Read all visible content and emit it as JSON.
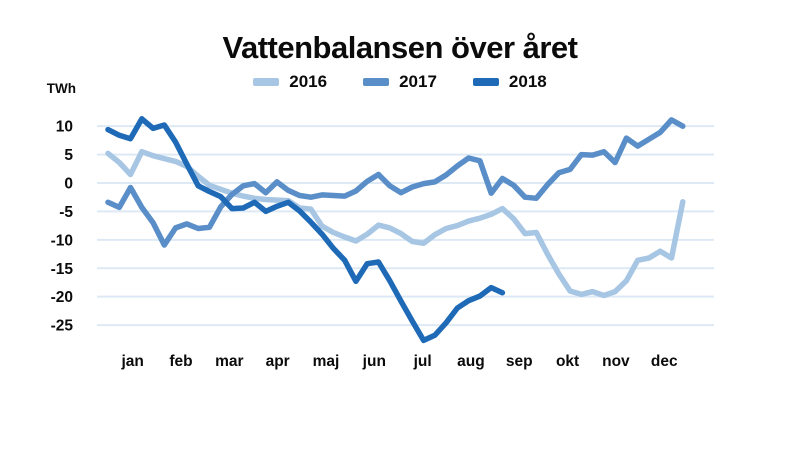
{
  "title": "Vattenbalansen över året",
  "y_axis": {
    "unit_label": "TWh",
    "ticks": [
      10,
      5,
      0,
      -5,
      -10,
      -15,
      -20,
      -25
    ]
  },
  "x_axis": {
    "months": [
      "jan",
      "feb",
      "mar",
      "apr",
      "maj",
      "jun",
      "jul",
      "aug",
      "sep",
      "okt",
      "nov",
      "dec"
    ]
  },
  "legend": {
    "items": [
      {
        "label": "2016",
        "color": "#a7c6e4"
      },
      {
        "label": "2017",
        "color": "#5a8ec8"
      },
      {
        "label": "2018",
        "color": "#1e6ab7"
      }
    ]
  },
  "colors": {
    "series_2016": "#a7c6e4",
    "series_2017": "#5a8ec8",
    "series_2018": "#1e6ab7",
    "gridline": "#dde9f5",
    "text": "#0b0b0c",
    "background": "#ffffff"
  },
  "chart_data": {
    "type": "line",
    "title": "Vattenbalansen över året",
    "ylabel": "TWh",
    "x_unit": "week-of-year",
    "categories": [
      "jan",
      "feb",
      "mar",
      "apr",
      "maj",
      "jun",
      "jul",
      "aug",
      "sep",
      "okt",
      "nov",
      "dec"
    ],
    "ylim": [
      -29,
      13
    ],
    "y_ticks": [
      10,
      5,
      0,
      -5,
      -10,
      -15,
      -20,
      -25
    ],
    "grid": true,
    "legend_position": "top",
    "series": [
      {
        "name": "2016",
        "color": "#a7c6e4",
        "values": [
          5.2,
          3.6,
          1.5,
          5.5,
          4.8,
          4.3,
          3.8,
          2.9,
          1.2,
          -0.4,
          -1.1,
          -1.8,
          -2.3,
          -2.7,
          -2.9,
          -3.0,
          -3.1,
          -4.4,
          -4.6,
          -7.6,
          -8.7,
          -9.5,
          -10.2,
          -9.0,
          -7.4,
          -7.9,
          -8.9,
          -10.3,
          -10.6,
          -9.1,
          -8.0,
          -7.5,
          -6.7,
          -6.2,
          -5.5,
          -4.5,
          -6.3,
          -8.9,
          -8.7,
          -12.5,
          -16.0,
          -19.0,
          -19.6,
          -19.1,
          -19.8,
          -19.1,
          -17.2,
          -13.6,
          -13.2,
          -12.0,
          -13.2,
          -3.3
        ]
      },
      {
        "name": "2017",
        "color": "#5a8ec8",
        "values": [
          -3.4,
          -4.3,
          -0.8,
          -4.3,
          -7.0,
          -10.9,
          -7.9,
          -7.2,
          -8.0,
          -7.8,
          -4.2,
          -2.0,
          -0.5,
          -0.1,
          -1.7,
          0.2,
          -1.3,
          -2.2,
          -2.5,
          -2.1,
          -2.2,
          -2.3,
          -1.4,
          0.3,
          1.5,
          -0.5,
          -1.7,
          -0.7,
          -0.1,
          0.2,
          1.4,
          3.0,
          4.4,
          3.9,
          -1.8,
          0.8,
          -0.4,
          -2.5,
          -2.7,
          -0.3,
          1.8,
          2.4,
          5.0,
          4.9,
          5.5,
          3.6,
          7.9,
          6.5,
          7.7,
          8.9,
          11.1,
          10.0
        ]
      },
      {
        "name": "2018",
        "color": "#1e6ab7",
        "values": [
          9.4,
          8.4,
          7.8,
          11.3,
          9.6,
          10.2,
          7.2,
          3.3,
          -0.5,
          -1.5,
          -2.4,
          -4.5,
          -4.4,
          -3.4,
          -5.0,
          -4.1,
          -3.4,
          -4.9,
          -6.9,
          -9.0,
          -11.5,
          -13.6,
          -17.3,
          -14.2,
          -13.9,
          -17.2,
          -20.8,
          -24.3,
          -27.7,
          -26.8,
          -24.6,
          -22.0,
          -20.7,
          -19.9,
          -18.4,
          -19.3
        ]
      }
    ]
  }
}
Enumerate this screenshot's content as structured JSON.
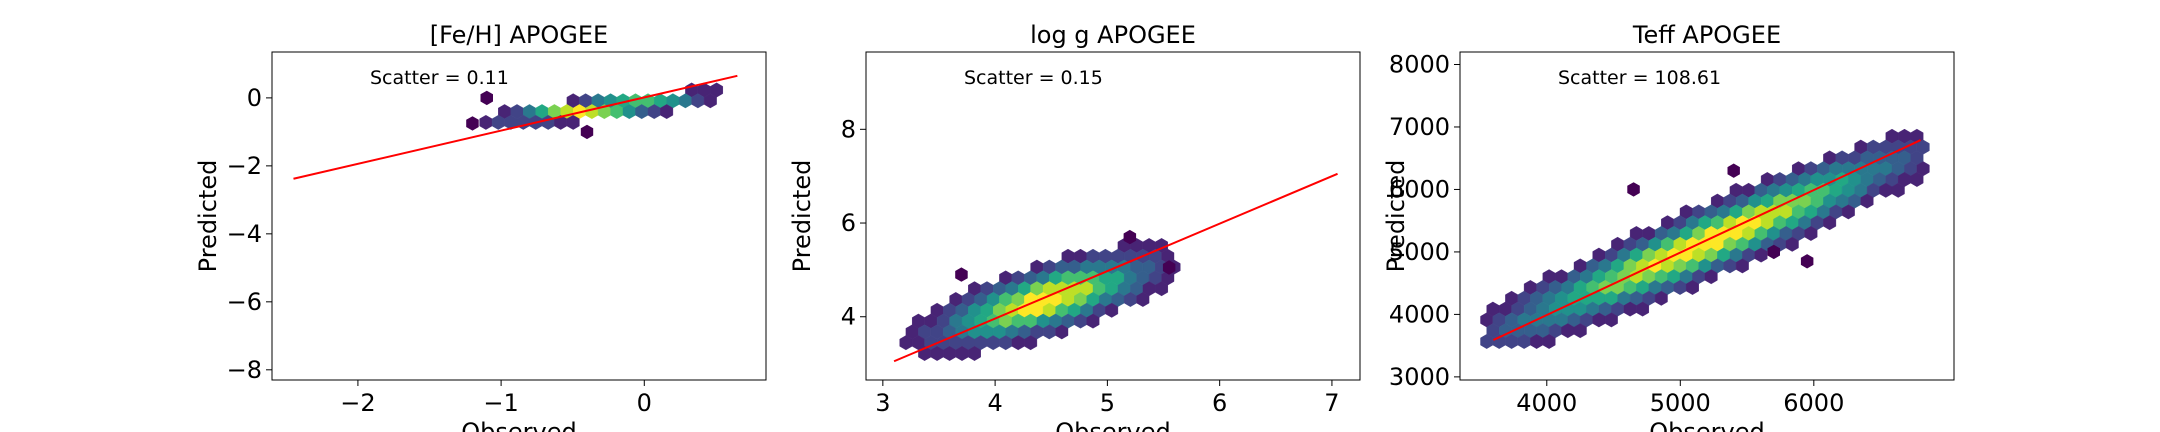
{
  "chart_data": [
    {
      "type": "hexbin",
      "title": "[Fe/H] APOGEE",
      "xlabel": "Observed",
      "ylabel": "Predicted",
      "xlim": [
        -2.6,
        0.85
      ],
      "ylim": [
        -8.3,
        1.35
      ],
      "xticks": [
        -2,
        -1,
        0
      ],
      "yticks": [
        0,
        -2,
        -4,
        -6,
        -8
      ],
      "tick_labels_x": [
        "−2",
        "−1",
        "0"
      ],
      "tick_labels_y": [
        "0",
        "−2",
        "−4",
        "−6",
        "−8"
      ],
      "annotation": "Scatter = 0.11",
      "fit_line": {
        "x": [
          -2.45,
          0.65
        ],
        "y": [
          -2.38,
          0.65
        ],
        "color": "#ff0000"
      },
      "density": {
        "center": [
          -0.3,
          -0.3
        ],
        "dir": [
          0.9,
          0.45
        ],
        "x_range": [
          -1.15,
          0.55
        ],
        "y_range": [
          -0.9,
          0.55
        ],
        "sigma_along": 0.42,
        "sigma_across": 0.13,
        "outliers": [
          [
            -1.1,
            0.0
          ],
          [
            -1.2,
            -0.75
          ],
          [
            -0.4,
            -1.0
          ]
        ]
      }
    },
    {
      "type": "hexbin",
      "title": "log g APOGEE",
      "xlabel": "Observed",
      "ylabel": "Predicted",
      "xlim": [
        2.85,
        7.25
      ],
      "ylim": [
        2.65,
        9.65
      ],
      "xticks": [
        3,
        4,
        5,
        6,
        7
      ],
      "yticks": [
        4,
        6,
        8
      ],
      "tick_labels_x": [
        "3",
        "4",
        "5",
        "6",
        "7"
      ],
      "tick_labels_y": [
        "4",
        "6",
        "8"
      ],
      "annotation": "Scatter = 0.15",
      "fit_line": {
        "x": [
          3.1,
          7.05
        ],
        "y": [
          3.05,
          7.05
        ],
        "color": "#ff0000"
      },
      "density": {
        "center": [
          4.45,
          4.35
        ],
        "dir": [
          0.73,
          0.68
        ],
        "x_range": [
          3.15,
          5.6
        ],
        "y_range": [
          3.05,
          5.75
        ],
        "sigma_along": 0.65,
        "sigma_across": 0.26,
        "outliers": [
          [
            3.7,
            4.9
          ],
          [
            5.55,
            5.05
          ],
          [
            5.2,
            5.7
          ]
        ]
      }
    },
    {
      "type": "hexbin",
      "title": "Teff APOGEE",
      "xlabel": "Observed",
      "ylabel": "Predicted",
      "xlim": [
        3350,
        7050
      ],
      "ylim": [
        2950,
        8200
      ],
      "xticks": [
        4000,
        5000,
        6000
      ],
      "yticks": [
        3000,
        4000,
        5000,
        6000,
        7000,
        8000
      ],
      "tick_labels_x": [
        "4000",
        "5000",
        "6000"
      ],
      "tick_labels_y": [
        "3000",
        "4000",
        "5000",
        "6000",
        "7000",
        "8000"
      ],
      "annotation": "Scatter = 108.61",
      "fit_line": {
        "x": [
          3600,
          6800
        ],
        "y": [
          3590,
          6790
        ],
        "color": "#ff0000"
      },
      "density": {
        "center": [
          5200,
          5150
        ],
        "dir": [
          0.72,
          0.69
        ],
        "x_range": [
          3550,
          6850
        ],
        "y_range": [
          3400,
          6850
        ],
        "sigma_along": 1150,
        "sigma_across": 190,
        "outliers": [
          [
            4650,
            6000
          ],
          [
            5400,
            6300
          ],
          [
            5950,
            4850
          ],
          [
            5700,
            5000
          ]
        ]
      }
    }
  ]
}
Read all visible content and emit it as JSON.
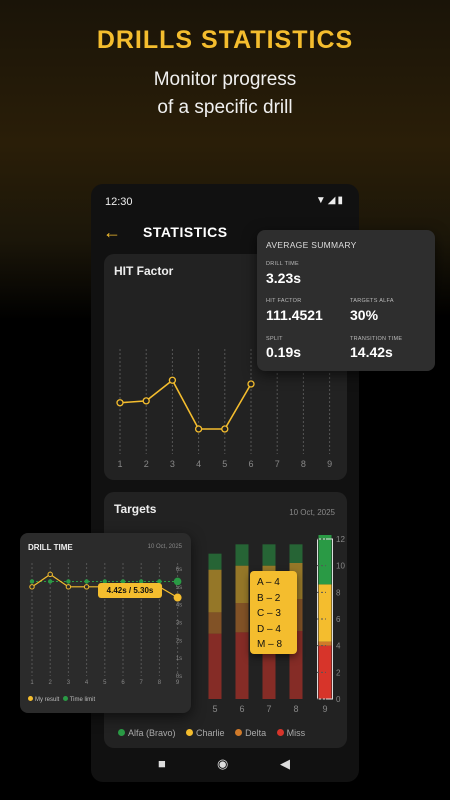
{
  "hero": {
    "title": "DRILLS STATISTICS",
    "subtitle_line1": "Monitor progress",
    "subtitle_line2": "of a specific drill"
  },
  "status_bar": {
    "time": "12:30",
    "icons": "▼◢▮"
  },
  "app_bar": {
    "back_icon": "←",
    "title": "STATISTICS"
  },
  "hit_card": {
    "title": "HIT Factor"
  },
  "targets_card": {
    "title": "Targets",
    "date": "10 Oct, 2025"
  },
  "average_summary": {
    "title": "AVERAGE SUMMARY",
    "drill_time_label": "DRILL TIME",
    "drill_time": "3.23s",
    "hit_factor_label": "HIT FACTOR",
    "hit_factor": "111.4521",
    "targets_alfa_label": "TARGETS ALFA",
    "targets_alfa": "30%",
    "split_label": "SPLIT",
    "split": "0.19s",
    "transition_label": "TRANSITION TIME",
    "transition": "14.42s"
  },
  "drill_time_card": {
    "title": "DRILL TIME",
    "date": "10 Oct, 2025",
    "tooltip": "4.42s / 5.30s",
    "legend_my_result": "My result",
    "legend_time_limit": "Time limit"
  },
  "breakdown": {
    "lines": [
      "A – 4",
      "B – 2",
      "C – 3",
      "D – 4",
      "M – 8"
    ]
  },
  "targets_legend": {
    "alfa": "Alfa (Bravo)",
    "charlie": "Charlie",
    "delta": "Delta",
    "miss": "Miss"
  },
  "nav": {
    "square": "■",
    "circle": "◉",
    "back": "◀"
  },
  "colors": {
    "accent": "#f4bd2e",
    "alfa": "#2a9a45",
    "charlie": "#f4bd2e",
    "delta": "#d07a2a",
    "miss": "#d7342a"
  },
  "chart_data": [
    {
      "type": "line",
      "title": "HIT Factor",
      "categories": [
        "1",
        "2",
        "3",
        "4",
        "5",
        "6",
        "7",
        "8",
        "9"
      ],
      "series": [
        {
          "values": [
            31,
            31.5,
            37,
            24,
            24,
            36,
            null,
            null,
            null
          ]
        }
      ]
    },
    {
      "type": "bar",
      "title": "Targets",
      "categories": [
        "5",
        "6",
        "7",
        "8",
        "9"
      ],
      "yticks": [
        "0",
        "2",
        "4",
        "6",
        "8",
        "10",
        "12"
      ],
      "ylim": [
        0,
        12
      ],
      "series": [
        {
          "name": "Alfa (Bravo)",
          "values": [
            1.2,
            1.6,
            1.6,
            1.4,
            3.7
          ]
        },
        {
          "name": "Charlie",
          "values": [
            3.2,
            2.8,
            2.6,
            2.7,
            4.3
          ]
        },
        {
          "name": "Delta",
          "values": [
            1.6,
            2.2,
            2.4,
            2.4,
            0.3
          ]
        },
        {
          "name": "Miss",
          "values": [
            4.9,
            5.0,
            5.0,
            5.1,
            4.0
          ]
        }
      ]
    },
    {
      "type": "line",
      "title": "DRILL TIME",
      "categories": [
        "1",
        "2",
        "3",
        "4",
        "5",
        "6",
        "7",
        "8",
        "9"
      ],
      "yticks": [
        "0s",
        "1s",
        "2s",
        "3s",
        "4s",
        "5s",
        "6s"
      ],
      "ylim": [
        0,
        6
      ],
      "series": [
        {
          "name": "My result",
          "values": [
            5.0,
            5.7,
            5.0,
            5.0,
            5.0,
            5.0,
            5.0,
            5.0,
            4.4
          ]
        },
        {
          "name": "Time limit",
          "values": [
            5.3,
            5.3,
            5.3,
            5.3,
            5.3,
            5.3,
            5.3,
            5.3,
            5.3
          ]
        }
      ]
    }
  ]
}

######

In the lines above, find each one with "name" and list it.

* **TASK RESPONSE**:
        "name": "2016",
        "name": "2017",
        "name": "2018",
          "name": "Alfa (Bravo)",
          "name": "Charlie",
          "name": "Delta",
          "name": "Miss",
          "name": "My result",
          "name": "Time limit",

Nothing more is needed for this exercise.